Problem to work on >>
Each record must be retyped in full. No character may differ.

Data to process >>
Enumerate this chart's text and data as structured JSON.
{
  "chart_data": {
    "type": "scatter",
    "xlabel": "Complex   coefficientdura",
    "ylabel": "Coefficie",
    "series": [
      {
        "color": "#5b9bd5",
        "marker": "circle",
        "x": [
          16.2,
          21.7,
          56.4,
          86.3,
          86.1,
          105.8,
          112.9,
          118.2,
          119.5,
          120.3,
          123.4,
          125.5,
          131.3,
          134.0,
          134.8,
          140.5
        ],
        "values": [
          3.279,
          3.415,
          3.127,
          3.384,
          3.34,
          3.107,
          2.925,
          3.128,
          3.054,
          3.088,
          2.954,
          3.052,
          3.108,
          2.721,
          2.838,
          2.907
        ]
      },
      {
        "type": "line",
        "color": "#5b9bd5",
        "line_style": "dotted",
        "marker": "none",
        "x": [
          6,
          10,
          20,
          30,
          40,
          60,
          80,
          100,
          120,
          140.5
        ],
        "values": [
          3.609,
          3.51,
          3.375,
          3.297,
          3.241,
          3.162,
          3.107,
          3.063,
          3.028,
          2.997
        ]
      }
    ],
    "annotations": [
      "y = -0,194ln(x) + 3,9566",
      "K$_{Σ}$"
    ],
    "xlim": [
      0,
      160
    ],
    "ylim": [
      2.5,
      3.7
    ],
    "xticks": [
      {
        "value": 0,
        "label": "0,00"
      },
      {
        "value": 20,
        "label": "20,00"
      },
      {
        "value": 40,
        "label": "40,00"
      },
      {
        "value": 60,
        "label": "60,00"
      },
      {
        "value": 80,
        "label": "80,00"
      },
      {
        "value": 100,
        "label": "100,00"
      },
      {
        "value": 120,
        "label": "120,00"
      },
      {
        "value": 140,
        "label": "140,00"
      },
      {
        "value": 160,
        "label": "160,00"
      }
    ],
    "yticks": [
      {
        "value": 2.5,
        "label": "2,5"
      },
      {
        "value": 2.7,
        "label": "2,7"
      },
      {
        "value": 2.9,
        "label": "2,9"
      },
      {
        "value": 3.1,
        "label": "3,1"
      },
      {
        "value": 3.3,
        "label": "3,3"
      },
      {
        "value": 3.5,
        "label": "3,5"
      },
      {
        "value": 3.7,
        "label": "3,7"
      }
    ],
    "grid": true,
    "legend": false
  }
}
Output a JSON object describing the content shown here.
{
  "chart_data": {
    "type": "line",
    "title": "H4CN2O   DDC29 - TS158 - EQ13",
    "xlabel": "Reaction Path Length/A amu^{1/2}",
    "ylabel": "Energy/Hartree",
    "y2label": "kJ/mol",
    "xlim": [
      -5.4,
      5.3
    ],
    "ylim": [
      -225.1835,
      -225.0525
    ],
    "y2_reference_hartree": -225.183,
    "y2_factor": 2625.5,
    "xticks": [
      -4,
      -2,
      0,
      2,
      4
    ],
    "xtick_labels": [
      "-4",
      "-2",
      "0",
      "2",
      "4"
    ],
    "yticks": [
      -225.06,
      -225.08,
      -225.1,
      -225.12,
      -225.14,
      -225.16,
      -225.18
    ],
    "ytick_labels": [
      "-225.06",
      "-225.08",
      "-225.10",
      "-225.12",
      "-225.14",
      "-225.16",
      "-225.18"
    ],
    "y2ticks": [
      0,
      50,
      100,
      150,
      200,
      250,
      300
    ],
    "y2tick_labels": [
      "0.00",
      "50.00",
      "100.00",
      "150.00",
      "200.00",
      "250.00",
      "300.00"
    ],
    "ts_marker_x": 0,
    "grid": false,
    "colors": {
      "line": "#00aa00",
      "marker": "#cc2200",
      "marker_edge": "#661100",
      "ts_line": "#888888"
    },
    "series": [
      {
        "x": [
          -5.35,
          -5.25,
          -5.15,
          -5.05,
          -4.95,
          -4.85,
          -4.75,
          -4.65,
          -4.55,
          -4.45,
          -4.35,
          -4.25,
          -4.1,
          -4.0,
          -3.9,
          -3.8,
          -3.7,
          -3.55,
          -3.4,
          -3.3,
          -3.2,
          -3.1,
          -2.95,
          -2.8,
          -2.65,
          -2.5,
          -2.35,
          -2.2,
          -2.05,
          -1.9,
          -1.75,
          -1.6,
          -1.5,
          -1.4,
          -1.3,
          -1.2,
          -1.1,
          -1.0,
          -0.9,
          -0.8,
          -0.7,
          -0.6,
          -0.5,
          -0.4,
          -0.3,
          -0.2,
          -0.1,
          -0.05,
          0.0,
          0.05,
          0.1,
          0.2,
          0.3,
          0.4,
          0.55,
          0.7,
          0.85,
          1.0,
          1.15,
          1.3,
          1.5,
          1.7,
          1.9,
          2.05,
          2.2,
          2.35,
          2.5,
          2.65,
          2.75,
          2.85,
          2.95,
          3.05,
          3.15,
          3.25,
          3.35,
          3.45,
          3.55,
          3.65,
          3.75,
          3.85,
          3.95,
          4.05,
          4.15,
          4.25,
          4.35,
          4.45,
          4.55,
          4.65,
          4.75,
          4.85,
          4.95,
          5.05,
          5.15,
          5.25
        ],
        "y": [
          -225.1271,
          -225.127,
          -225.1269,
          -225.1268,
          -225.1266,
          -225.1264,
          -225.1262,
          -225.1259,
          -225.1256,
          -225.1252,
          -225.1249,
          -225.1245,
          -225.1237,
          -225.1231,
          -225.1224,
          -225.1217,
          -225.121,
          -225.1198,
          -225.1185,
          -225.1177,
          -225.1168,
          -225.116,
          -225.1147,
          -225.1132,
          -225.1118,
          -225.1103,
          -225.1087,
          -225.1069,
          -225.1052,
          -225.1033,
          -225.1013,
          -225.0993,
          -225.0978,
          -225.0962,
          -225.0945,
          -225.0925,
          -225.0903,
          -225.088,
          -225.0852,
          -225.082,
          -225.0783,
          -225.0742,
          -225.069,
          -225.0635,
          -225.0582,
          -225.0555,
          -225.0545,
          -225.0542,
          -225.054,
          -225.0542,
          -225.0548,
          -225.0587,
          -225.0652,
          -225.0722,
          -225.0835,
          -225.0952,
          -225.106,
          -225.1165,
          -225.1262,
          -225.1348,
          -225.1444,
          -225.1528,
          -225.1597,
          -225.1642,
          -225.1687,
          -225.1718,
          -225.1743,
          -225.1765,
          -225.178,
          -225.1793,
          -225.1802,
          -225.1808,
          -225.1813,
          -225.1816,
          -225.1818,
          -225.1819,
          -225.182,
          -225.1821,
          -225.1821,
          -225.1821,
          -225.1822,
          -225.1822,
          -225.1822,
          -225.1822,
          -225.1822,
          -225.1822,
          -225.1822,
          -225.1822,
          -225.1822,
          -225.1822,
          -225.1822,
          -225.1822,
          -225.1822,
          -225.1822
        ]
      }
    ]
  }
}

Result for this task >>
Enumerate this chart's text and data as structured JSON.
{
  "chart_data": {
    "type": "scatter",
    "xlabel": "Complex   coefficientdura",
    "ylabel": "Coefficie",
    "series": [
      {
        "color": "#5b9bd5",
        "marker": "circle",
        "x": [
          16.2,
          21.7,
          56.4,
          86.3,
          86.1,
          105.8,
          112.9,
          118.2,
          119.5,
          120.3,
          123.4,
          125.5,
          131.3,
          134.0,
          134.8,
          140.5
        ],
        "values": [
          3.279,
          3.415,
          3.127,
          3.384,
          3.34,
          3.107,
          2.925,
          3.128,
          3.054,
          3.088,
          2.954,
          3.052,
          3.108,
          2.721,
          2.838,
          2.907
        ]
      },
      {
        "type": "line",
        "color": "#5b9bd5",
        "line_style": "dotted",
        "marker": "none",
        "x": [
          6,
          10,
          20,
          30,
          40,
          60,
          80,
          100,
          120,
          140.5
        ],
        "values": [
          3.609,
          3.51,
          3.375,
          3.297,
          3.241,
          3.162,
          3.107,
          3.063,
          3.028,
          2.997
        ]
      }
    ],
    "annotations": [
      "y = -0,194ln(x) + 3,9566",
      "K$_{Σ}$"
    ],
    "xlim": [
      0,
      160
    ],
    "ylim": [
      2.5,
      3.7
    ],
    "xticks": [
      {
        "value": 0,
        "label": "0,00"
      },
      {
        "value": 20,
        "label": "20,00"
      },
      {
        "value": 40,
        "label": "40,00"
      },
      {
        "value": 60,
        "label": "60,00"
      },
      {
        "value": 80,
        "label": "80,00"
      },
      {
        "value": 100,
        "label": "100,00"
      },
      {
        "value": 120,
        "label": "120,00"
      },
      {
        "value": 140,
        "label": "140,00"
      },
      {
        "value": 160,
        "label": "160,00"
      }
    ],
    "yticks": [
      {
        "value": 2.5,
        "label": "2,5"
      },
      {
        "value": 2.7,
        "label": "2,7"
      },
      {
        "value": 2.9,
        "label": "2,9"
      },
      {
        "value": 3.1,
        "label": "3,1"
      },
      {
        "value": 3.3,
        "label": "3,3"
      },
      {
        "value": 3.5,
        "label": "3,5"
      },
      {
        "value": 3.7,
        "label": "3,7"
      }
    ],
    "grid": true,
    "legend": false
  }
}
Output a JSON object describing the content shown here.
{
  "chart_data": {
    "type": "line",
    "title": "H4CN2O   DDC29 - TS158 - EQ13",
    "xlabel": "Reaction Path Length/A amu^{1/2}",
    "ylabel": "Energy/Hartree",
    "y2label": "kJ/mol",
    "xlim": [
      -5.4,
      5.3
    ],
    "ylim": [
      -225.1835,
      -225.0525
    ],
    "y2_reference_hartree": -225.183,
    "y2_factor": 2625.5,
    "xticks": [
      -4,
      -2,
      0,
      2,
      4
    ],
    "xtick_labels": [
      "-4",
      "-2",
      "0",
      "2",
      "4"
    ],
    "yticks": [
      -225.06,
      -225.08,
      -225.1,
      -225.12,
      -225.14,
      -225.16,
      -225.18
    ],
    "ytick_labels": [
      "-225.06",
      "-225.08",
      "-225.10",
      "-225.12",
      "-225.14",
      "-225.16",
      "-225.18"
    ],
    "y2ticks": [
      0,
      50,
      100,
      150,
      200,
      250,
      300
    ],
    "y2tick_labels": [
      "0.00",
      "50.00",
      "100.00",
      "150.00",
      "200.00",
      "250.00",
      "300.00"
    ],
    "ts_marker_x": 0,
    "grid": false,
    "colors": {
      "line": "#00aa00",
      "marker": "#cc2200",
      "marker_edge": "#661100",
      "ts_line": "#888888"
    },
    "series": [
      {
        "x": [
          -5.35,
          -5.25,
          -5.15,
          -5.05,
          -4.95,
          -4.85,
          -4.75,
          -4.65,
          -4.55,
          -4.45,
          -4.35,
          -4.25,
          -4.1,
          -4.0,
          -3.9,
          -3.8,
          -3.7,
          -3.55,
          -3.4,
          -3.3,
          -3.2,
          -3.1,
          -2.95,
          -2.8,
          -2.65,
          -2.5,
          -2.35,
          -2.2,
          -2.05,
          -1.9,
          -1.75,
          -1.6,
          -1.5,
          -1.4,
          -1.3,
          -1.2,
          -1.1,
          -1.0,
          -0.9,
          -0.8,
          -0.7,
          -0.6,
          -0.5,
          -0.4,
          -0.3,
          -0.2,
          -0.1,
          -0.05,
          0.0,
          0.05,
          0.1,
          0.2,
          0.3,
          0.4,
          0.55,
          0.7,
          0.85,
          1.0,
          1.15,
          1.3,
          1.5,
          1.7,
          1.9,
          2.05,
          2.2,
          2.35,
          2.5,
          2.65,
          2.75,
          2.85,
          2.95,
          3.05,
          3.15,
          3.25,
          3.35,
          3.45,
          3.55,
          3.65,
          3.75,
          3.85,
          3.95,
          4.05,
          4.15,
          4.25,
          4.35,
          4.45,
          4.55,
          4.65,
          4.75,
          4.85,
          4.95,
          5.05,
          5.15,
          5.25
        ],
        "y": [
          -225.1271,
          -225.127,
          -225.1269,
          -225.1268,
          -225.1266,
          -225.1264,
          -225.1262,
          -225.1259,
          -225.1256,
          -225.1252,
          -225.1249,
          -225.1245,
          -225.1237,
          -225.1231,
          -225.1224,
          -225.1217,
          -225.121,
          -225.1198,
          -225.1185,
          -225.1177,
          -225.1168,
          -225.116,
          -225.1147,
          -225.1132,
          -225.1118,
          -225.1103,
          -225.1087,
          -225.1069,
          -225.1052,
          -225.1033,
          -225.1013,
          -225.0993,
          -225.0978,
          -225.0962,
          -225.0945,
          -225.0925,
          -225.0903,
          -225.088,
          -225.0852,
          -225.082,
          -225.0783,
          -225.0742,
          -225.069,
          -225.0635,
          -225.0582,
          -225.0555,
          -225.0545,
          -225.0542,
          -225.054,
          -225.0542,
          -225.0548,
          -225.0587,
          -225.0652,
          -225.0722,
          -225.0835,
          -225.0952,
          -225.106,
          -225.1165,
          -225.1262,
          -225.1348,
          -225.1444,
          -225.1528,
          -225.1597,
          -225.1642,
          -225.1687,
          -225.1718,
          -225.1743,
          -225.1765,
          -225.178,
          -225.1793,
          -225.1802,
          -225.1808,
          -225.1813,
          -225.1816,
          -225.1818,
          -225.1819,
          -225.182,
          -225.1821,
          -225.1821,
          -225.1821,
          -225.1822,
          -225.1822,
          -225.1822,
          -225.1822,
          -225.1822,
          -225.1822,
          -225.1822,
          -225.1822,
          -225.1822,
          -225.1822,
          -225.1822,
          -225.1822,
          -225.1822,
          -225.1822
        ]
      }
    ]
  }
}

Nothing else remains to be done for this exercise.